Задание — Определите, согласуется ли с цитируемым текстом каждое из утверждений (а), (б) и (в), и ответьте «да» или «нет», приведя дословно решающие слова текста. (а) В стихотворении «Узоры мирозданья» говорится о вязании на спицах. (б) Стихотворение «Алмазная крупица Бога» датировано 14.11.2006. (в) В строках о пустой белой странице на мониторе мигает курсор.

Страница белая пуста.

Засохли в баночке чернила –
Я белизну не зачернила.
Я десять лет боролась с той,
Почти бесцветной чернотой,
Что сердце намертво сдавила.

На свете кончились чернила.

Под шорох снежного куста
Страница белая пуста.

На весь огромный монитор –
Мигает слабенький курсор.
И файлы нового романа
Цепляют кластер диска «С»…

Но как, не изменясь в лице,
Извлечь из белого тумана
Не мир людей, от страха пьяный,
Не селлер по строке за цент,
Не философию обмана,
А путь до снежного куста,
Где вновь смыкаются уста.
14.11.2006

Узоры мирозданья







Я разбираю теплые узоры,
Орнаменты норвежских свитеров
И проникаю ненасытным взором
В сплетенье нитей, в таинство миров.

В моих руках постукивают спицы:
Петля, накид, потом еще петля —
И полотно узорное ложится,
Как лунный свет ложится на поля.

В задумчивом домашнем полумраке
То наяву, а то в случайном сне
Рунические связанные знаки
Как будто проступают на стене.

Привычные невнятные фигуры
Передвигает медленная тьма.
А я вяжу узоры и ажуры
На тонких спицах ясного ума.

Петляет нитка, словно дни петляют,
Разматывая времени клубок,
И на шитье с изнанки оставляют
На память незаметный узелок.

Разглядываю странное вязанье,
Не понимаю, что тут сплетено.
Все нити ликований и страданий
В руках богини, ткущей полотно.

Не первый год постукивают спицы.
Воспоминанья застилают взор.
Еще петля — и все должно сложиться
В единственный законченный узор.

Закончено, наброшено на плечи
Ажурное прекрасное шитье.
Я зажигаю праздничные свечи —
И рушится к ногам небытие.

Читаются узоры мирозданья
Со временем в орнаментах любых.
Я распускаю старое вязанье,
Как полотно истраченной судьбы.
11.09.-3.11.2001

Алмазная крупица Бога







Октябрь. Прошло четыре года.
Я – дома, не сошла с ума.
Какая дивная погода!..
Деревья, сумерки, туман…

Сияют золотые кроны,
Плывет огромная луна…
Свободы влажная корона
Рукой таинственной дана.

И осязаема, священна
Минута сладкой тишины.
Я билась, вырвалась из плена
И вижу: лист еще дрожит.

Вершится в суете эпоха,
Неспешна поступь Бытия…
Алмазная крупица Бога
Кричит и плачет: это я!
7.10.2000

пятница, 12 февраля 2016 г.

Играем Жизнь







Играем смерть, играем жизнь –
Лениво, буднично и пресно.

Сохранённые данные —
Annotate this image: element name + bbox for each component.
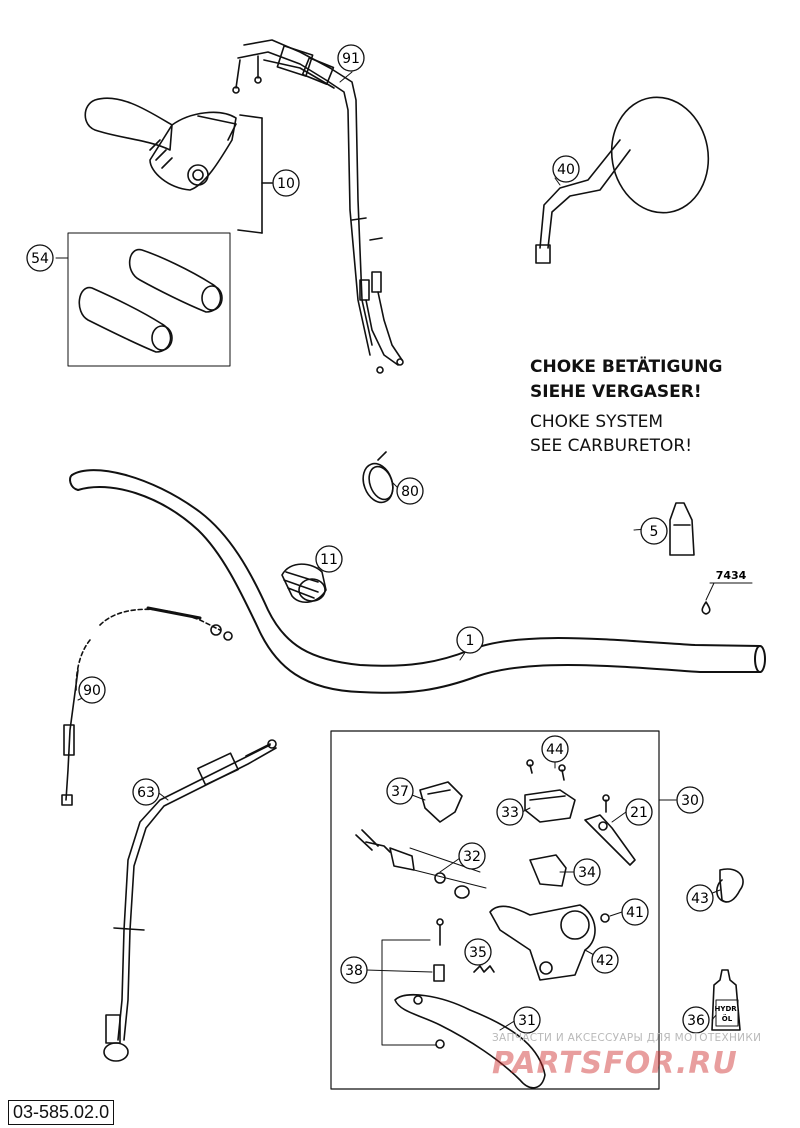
callout-11: 11 (315, 545, 343, 573)
cover-part-37 (419, 781, 463, 823)
choke-note-de-line2: SIEHE VERGASER! (530, 382, 702, 402)
svg-text:41: 41 (626, 905, 644, 921)
leader-lines (55, 71, 721, 1031)
callout-90: 90 (78, 676, 106, 704)
callout-42: 42 (591, 946, 619, 974)
svg-text:43: 43 (691, 891, 709, 907)
callout-37: 37 (386, 777, 414, 805)
svg-text:34: 34 (578, 865, 596, 881)
svg-text:33: 33 (501, 805, 519, 821)
cable-clip-part-80 (362, 451, 394, 504)
adhesive-bottle-part-5 (669, 502, 695, 556)
choke-note-en-line1: CHOKE SYSTEM (530, 412, 664, 432)
callout-91: 91 (337, 44, 365, 72)
callout-31: 31 (513, 1006, 541, 1034)
callout-1: 1 (456, 626, 484, 654)
svg-text:HYDR.: HYDR. (715, 1005, 740, 1013)
callout-80: 80 (396, 477, 424, 505)
spring-part-35 (473, 965, 495, 973)
callout-33: 33 (496, 798, 524, 826)
brake-lever-part-31 (394, 994, 546, 1089)
svg-text:44: 44 (546, 742, 564, 758)
pivot-pin-part-38 (381, 918, 445, 1049)
piston-spring-part-32 (355, 829, 487, 899)
svg-text:54: 54 (31, 251, 49, 267)
svg-text:37: 37 (391, 784, 409, 800)
callout-44: 44 (541, 735, 569, 763)
svg-text:5: 5 (650, 524, 659, 540)
svg-text:30: 30 (681, 793, 699, 809)
throttle-grip-part-10 (84, 97, 273, 234)
svg-text:ÖL: ÖL (722, 1014, 733, 1023)
callout-7434: 7434 (716, 569, 747, 582)
adhesive-drop-7434 (701, 582, 753, 615)
throttle-cables-part-91 (232, 39, 404, 374)
hydraulic-oil-bottle-part-36 (711, 969, 741, 1031)
clutch-cable-part-90 (61, 606, 233, 806)
svg-text:40: 40 (557, 162, 575, 178)
brake-line-part-63 (103, 739, 277, 1062)
mirror-part-40 (535, 96, 710, 264)
callout-54: 54 (26, 244, 54, 272)
clamp-part-43 (716, 868, 744, 903)
callout-36: 36 (682, 1006, 710, 1034)
svg-text:21: 21 (630, 805, 648, 821)
svg-text:38: 38 (345, 963, 363, 979)
reservoir-lid-part-33 (524, 789, 576, 823)
callout-35: 35 (464, 938, 492, 966)
svg-text:36: 36 (687, 1013, 705, 1029)
document-number: 03-585.02.0 (8, 1100, 115, 1125)
bottle-label: HYDR. ÖL (715, 1005, 740, 1023)
svg-text:1: 1 (466, 633, 475, 649)
svg-text:90: 90 (83, 683, 101, 699)
svg-text:31: 31 (518, 1013, 536, 1029)
callout-30: 30 (676, 786, 704, 814)
svg-text:32: 32 (463, 849, 481, 865)
watermark-logo: PARTSFOR.RU (492, 1046, 738, 1081)
svg-text:11: 11 (320, 552, 338, 568)
watermark-subtitle: ЗАПЧАСТИ И АКСЕССУАРЫ ДЛЯ МОТОТЕХНИКИ (492, 1032, 762, 1044)
master-cylinder-part-42 (489, 904, 610, 981)
choke-note-de-line1: CHOKE BETÄTIGUNG (530, 357, 723, 377)
svg-text:91: 91 (342, 51, 360, 67)
callout-63: 63 (132, 778, 160, 806)
callout-labels: 91 10 54 40 80 5 11 1 90 63 44 37 33 21 … (26, 44, 747, 1034)
callout-21: 21 (625, 798, 653, 826)
callout-43: 43 (686, 884, 714, 912)
rubber-sleeve-part-11 (281, 563, 327, 603)
screws-part-44 (526, 759, 566, 781)
callout-32: 32 (458, 842, 486, 870)
svg-text:42: 42 (596, 953, 614, 969)
svg-text:63: 63 (137, 785, 155, 801)
callout-40: 40 (552, 155, 580, 183)
brake-assembly-box-part-30 (330, 730, 677, 1090)
callout-34: 34 (573, 858, 601, 886)
svg-text:35: 35 (469, 945, 487, 961)
bracket-part-34 (529, 854, 567, 887)
lever-pivot-part-21 (584, 794, 636, 866)
svg-text:80: 80 (401, 484, 419, 500)
svg-text:10: 10 (277, 176, 295, 192)
callout-10: 10 (272, 169, 300, 197)
choke-note-en-line2: SEE CARBURETOR! (530, 436, 693, 456)
callout-38: 38 (340, 956, 368, 984)
handlebar-part-1 (69, 469, 766, 694)
grips-part-54 (67, 232, 231, 367)
callout-41: 41 (621, 898, 649, 926)
callout-5: 5 (640, 517, 668, 545)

Письменный ответ —
(а) Да: «В моих руках постукивают спицы».
(б) Нет: «7.10.2000».
(в) Да: «Мигает слабенький курсор».